● GETOONDE TEKST
◇ ◇ ◇
ECLI:NL:TAHVD:2021:112 Hof van Discipline 's-Hertogenbosch 200247

ECLI: ECLI:NL:TAHVD:2021:112
Datum uitspraak: 07-06-2021
Datum publicatie: 26-06-2021
Zaaknummer(s): 200247
Onderwerp: Zorg voor de cliënt, subonderwerp: Financiën
Beslissingen:
Inhoudsindicatie: Klacht over eigen advocaat. Hoger beroep ingesteld door verweerder. De raad oordeelde dat verweerder de mogelijkheid van gefinancierde bijstand met klager had moeten bespreken en heeft de klacht gegrond verklaard. Het hof verklaart de klacht alsnog ongegrond. Verweerder heeft klager bijgestaan in zijn rol als executeur van een nalatenschap. Klager verkeerde naar eigen zeggen in de veronderstelling dat verweerder hem ook als privépersoon bijstond. Omdat dit niet kan worden afgeleid uit de stukken gaat het hof voorbij aan deze niet onderbouwde stelling van klager. Voor de kosten van de bijstand door verweerder bestond een voorziening: deze zouden voor rekening komen van de erfgenamen. Uit de door de Raad voor Rechtsbijstand gehanteerde werkinstructie blijkt dat, indien die voorziening bestaat, een toevoegingsaanvraag dient te worden afgewezen. Verweerder had daarom goede gronden aan te nemen dat klager, in de hoedanigheid van executeur, niet in aanmerking zou komen voor gefinancierde rechtsbijstand. Om die reden was hij niet gehouden daarover met zijn cliënt te overleggen.
◇ ◇ ◇
● AANGELEVERD MATERIAAL
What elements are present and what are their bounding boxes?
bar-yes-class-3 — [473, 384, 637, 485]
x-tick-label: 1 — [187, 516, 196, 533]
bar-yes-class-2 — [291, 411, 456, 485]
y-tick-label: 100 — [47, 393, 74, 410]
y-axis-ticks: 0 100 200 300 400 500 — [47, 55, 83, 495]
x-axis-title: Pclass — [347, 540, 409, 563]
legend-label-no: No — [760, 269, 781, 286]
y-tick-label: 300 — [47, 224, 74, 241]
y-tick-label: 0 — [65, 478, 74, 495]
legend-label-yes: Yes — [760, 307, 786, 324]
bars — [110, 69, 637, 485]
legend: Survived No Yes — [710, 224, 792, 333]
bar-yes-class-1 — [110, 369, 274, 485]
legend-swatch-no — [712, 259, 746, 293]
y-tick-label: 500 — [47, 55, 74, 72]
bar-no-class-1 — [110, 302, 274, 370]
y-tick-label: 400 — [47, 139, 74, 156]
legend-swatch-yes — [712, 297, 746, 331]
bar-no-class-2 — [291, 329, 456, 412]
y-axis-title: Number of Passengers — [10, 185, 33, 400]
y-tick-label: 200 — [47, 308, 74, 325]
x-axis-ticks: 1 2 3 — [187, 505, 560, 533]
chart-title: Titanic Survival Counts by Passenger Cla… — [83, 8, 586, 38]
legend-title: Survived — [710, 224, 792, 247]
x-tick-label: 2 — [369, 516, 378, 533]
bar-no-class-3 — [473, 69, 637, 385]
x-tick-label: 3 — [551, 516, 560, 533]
◇ ◇ ◇
● UIT TE VOEREN WERK
Geef de volledige tuchtuitspraak woord voor woord opnieuw weer. Het aangeleverde materiaal houdt geen verband met de tuchtuitspraak.

● ANTWOORD
ECLI:NL:TAHVD:2021:112 Hof van Discipline 's-Hertogenbosch 200247

ECLI: ECLI:NL:TAHVD:2021:112
Datum uitspraak: 07-06-2021
Datum publicatie: 26-06-2021
Zaaknummer(s): 200247
Onderwerp: Zorg voor de cliënt, subonderwerp: Financiën
Beslissingen:
Inhoudsindicatie: Klacht over eigen advocaat. Hoger beroep ingesteld door verweerder. De raad oordeelde dat verweerder de mogelijkheid van gefinancierde bijstand met klager had moeten bespreken en heeft de klacht gegrond verklaard. Het hof verklaart de klacht alsnog ongegrond. Verweerder heeft klager bijgestaan in zijn rol als executeur van een nalatenschap. Klager verkeerde naar eigen zeggen in de veronderstelling dat verweerder hem ook als privépersoon bijstond. Omdat dit niet kan worden afgeleid uit de stukken gaat het hof voorbij aan deze niet onderbouwde stelling van klager. Voor de kosten van de bijstand door verweerder bestond een voorziening: deze zouden voor rekening komen van de erfgenamen. Uit de door de Raad voor Rechtsbijstand gehanteerde werkinstructie blijkt dat, indien die voorziening bestaat, een toevoegingsaanvraag dient te worden afgewezen. Verweerder had daarom goede gronden aan te nemen dat klager, in de hoedanigheid van executeur, niet in aanmerking zou komen voor gefinancierde rechtsbijstand. Om die reden was hij niet gehouden daarover met zijn cliënt te overleggen.